#### Written request
Could you rewrite every item below with "candle-body" changed to "candlestick-body" wherever it occurs, leaving everything else as it is?

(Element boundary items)
▼

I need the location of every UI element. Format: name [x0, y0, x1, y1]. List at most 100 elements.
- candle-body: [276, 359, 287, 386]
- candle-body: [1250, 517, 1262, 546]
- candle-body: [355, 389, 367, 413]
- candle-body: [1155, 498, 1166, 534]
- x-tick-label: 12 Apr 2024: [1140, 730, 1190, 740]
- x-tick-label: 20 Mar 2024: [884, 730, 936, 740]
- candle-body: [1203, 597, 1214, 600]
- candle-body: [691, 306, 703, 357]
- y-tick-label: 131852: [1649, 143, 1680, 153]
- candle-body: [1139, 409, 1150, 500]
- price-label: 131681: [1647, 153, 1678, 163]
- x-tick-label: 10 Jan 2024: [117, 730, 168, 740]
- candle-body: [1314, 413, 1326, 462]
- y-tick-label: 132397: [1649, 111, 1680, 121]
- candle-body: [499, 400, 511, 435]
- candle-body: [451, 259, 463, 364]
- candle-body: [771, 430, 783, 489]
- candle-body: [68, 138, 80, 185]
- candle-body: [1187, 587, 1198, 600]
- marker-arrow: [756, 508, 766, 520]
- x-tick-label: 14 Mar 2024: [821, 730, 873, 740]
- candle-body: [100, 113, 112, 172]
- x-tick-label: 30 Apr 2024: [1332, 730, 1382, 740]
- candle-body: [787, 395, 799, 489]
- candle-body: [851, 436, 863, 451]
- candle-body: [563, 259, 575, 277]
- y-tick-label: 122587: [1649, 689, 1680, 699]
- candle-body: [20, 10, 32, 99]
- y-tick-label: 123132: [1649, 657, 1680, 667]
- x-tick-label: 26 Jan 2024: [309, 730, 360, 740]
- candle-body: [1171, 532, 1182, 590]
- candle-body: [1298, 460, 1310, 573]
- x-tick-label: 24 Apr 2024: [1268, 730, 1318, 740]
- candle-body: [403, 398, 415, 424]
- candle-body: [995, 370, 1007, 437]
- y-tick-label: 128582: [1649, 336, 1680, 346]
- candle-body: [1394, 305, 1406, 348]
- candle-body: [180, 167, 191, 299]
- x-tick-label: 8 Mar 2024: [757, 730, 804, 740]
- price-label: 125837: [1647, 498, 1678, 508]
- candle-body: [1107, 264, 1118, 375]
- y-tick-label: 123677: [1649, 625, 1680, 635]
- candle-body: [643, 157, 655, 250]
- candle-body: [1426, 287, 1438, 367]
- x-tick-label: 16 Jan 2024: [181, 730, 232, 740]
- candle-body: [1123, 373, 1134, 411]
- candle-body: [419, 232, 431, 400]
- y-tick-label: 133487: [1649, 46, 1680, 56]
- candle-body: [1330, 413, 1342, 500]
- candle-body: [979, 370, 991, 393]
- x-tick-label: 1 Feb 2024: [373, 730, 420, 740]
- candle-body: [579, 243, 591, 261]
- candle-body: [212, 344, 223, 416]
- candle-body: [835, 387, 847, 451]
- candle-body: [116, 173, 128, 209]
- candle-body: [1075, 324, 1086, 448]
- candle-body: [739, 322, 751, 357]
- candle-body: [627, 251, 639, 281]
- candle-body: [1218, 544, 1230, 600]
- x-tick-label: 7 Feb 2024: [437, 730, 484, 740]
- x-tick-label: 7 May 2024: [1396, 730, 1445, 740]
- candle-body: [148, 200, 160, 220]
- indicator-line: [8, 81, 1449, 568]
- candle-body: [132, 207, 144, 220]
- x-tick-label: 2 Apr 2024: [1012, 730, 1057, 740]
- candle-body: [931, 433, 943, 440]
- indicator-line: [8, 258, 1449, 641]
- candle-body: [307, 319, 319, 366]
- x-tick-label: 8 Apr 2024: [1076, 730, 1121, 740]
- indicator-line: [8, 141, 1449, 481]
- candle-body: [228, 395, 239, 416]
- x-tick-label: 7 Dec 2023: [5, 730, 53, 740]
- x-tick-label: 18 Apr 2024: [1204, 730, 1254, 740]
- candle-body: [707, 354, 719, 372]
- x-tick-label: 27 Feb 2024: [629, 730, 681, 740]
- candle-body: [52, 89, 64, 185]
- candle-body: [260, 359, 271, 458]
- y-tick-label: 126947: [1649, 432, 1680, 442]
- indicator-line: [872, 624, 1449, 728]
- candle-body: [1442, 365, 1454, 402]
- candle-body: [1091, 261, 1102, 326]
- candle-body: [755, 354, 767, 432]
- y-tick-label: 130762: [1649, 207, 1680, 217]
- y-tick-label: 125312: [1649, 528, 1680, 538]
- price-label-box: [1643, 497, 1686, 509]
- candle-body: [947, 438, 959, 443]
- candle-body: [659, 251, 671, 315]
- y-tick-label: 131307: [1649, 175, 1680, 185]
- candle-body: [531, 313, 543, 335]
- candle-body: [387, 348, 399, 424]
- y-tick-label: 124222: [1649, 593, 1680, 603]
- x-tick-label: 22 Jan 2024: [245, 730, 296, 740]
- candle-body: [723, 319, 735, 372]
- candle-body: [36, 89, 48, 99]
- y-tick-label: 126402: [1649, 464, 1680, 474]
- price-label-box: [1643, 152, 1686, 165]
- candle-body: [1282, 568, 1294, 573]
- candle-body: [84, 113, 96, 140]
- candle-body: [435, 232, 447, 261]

▲

#### Solution below
I need the location of every UI element. Format: name [x0, y0, x1, y1]. List at most 100 elements.
- candlestick-body: [276, 359, 287, 386]
- candlestick-body: [1250, 517, 1262, 546]
- candlestick-body: [355, 389, 367, 413]
- candlestick-body: [1155, 498, 1166, 534]
- x-tick-label: 12 Apr 2024: [1140, 730, 1190, 740]
- x-tick-label: 20 Mar 2024: [884, 730, 936, 740]
- candlestick-body: [1203, 597, 1214, 600]
- candlestick-body: [691, 306, 703, 357]
- y-tick-label: 131852: [1649, 143, 1680, 153]
- candlestick-body: [1139, 409, 1150, 500]
- price-label: 131681: [1647, 153, 1678, 163]
- x-tick-label: 10 Jan 2024: [117, 730, 168, 740]
- candlestick-body: [1314, 413, 1326, 462]
- y-tick-label: 132397: [1649, 111, 1680, 121]
- candlestick-body: [499, 400, 511, 435]
- candlestick-body: [451, 259, 463, 364]
- candlestick-body: [771, 430, 783, 489]
- candlestick-body: [68, 138, 80, 185]
- candlestick-body: [1187, 587, 1198, 600]
- marker-arrow: [756, 508, 766, 520]
- x-tick-label: 14 Mar 2024: [821, 730, 873, 740]
- candlestick-body: [100, 113, 112, 172]
- x-tick-label: 30 Apr 2024: [1332, 730, 1382, 740]
- candlestick-body: [787, 395, 799, 489]
- candlestick-body: [851, 436, 863, 451]
- candlestick-body: [563, 259, 575, 277]
- y-tick-label: 122587: [1649, 689, 1680, 699]
- candlestick-body: [20, 10, 32, 99]
- y-tick-label: 123132: [1649, 657, 1680, 667]
- x-tick-label: 26 Jan 2024: [309, 730, 360, 740]
- candlestick-body: [1171, 532, 1182, 590]
- candlestick-body: [1298, 460, 1310, 573]
- x-tick-label: 24 Apr 2024: [1268, 730, 1318, 740]
- candlestick-body: [403, 398, 415, 424]
- candlestick-body: [995, 370, 1007, 437]
- y-tick-label: 128582: [1649, 336, 1680, 346]
- candlestick-body: [1394, 305, 1406, 348]
- candlestick-body: [180, 167, 191, 299]
- x-tick-label: 8 Mar 2024: [757, 730, 804, 740]
- price-label: 125837: [1647, 498, 1678, 508]
- candlestick-body: [1107, 264, 1118, 375]
- y-tick-label: 123677: [1649, 625, 1680, 635]
- candlestick-body: [643, 157, 655, 250]
- candlestick-body: [1426, 287, 1438, 367]
- x-tick-label: 16 Jan 2024: [181, 730, 232, 740]
- candlestick-body: [1123, 373, 1134, 411]
- candlestick-body: [419, 232, 431, 400]
- y-tick-label: 133487: [1649, 46, 1680, 56]
- candlestick-body: [1330, 413, 1342, 500]
- candlestick-body: [979, 370, 991, 393]
- x-tick-label: 1 Feb 2024: [373, 730, 420, 740]
- candlestick-body: [579, 243, 591, 261]
- candlestick-body: [212, 344, 223, 416]
- candlestick-body: [835, 387, 847, 451]
- candlestick-body: [116, 173, 128, 209]
- candlestick-body: [1075, 324, 1086, 448]
- candlestick-body: [739, 322, 751, 357]
- candlestick-body: [627, 251, 639, 281]
- candlestick-body: [1218, 544, 1230, 600]
- x-tick-label: 7 Feb 2024: [437, 730, 484, 740]
- x-tick-label: 7 May 2024: [1396, 730, 1445, 740]
- candlestick-body: [148, 200, 160, 220]
- indicator-line: [8, 81, 1449, 568]
- candlestick-body: [132, 207, 144, 220]
- x-tick-label: 2 Apr 2024: [1012, 730, 1057, 740]
- candlestick-body: [931, 433, 943, 440]
- indicator-line: [8, 258, 1449, 641]
- candlestick-body: [307, 319, 319, 366]
- x-tick-label: 8 Apr 2024: [1076, 730, 1121, 740]
- indicator-line: [8, 141, 1449, 481]
- candlestick-body: [228, 395, 239, 416]
- x-tick-label: 7 Dec 2023: [5, 730, 53, 740]
- x-tick-label: 18 Apr 2024: [1204, 730, 1254, 740]
- candlestick-body: [707, 354, 719, 372]
- x-tick-label: 27 Feb 2024: [629, 730, 681, 740]
- candlestick-body: [52, 89, 64, 185]
- candlestick-body: [260, 359, 271, 458]
- y-tick-label: 126947: [1649, 432, 1680, 442]
- indicator-line: [872, 624, 1449, 728]
- candlestick-body: [1442, 365, 1454, 402]
- candlestick-body: [1091, 261, 1102, 326]
- candlestick-body: [755, 354, 767, 432]
- y-tick-label: 130762: [1649, 207, 1680, 217]
- y-tick-label: 125312: [1649, 528, 1680, 538]
- price-label-box: [1643, 497, 1686, 509]
- candlestick-body: [947, 438, 959, 443]
- candlestick-body: [659, 251, 671, 315]
- y-tick-label: 131307: [1649, 175, 1680, 185]
- candlestick-body: [531, 313, 543, 335]
- candlestick-body: [387, 348, 399, 424]
- y-tick-label: 124222: [1649, 593, 1680, 603]
- x-tick-label: 22 Jan 2024: [245, 730, 296, 740]
- candlestick-body: [723, 319, 735, 372]
- candlestick-body: [36, 89, 48, 99]
- y-tick-label: 126402: [1649, 464, 1680, 474]
- price-label-box: [1643, 152, 1686, 165]
- candlestick-body: [1282, 568, 1294, 573]
- candlestick-body: [84, 113, 96, 140]
- candlestick-body: [435, 232, 447, 261]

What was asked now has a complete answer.